Dataset entries -
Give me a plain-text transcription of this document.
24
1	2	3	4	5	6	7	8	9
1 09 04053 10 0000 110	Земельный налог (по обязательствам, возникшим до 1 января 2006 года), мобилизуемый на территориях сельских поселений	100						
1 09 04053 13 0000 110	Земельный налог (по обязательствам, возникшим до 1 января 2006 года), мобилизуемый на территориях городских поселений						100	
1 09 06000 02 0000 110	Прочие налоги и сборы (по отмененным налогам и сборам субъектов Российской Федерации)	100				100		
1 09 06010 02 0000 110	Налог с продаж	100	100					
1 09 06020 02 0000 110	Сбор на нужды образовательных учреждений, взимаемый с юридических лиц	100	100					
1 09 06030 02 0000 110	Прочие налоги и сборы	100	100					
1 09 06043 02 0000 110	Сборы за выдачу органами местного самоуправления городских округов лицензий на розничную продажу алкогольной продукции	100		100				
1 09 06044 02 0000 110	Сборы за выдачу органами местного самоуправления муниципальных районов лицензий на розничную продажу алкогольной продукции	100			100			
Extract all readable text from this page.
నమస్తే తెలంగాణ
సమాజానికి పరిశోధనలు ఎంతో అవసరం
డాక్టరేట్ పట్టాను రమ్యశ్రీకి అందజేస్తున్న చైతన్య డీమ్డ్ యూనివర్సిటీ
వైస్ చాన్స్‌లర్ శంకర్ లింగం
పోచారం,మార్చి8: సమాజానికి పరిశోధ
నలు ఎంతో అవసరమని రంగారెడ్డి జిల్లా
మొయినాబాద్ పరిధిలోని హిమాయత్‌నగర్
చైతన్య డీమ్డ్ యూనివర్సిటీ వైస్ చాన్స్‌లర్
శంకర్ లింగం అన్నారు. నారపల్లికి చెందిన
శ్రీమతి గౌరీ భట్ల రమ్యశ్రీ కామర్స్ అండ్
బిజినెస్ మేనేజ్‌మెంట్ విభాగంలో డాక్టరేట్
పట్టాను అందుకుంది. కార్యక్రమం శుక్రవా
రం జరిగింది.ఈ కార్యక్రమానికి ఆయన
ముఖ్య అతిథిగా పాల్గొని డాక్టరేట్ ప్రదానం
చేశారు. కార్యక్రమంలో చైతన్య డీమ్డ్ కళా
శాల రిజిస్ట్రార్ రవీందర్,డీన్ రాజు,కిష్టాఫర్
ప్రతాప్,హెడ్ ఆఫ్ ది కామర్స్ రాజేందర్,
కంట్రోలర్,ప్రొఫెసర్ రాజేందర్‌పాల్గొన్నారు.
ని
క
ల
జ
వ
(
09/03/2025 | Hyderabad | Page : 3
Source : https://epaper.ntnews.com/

SET PROBLEM -
Find the word "мобилизуемый" in the entries, and copy every line it shows up in.

RESULT OF THIS EXERCISE -
1 09 04053 10 0000 110	Земельный налог (по обязательствам, возникшим до 1 января 2006 года), мобилизуемый на территориях сельских поселений	100						
1 09 04053 13 0000 110	Земельный налог (по обязательствам, возникшим до 1 января 2006 года), мобилизуемый на территориях городских поселений						100	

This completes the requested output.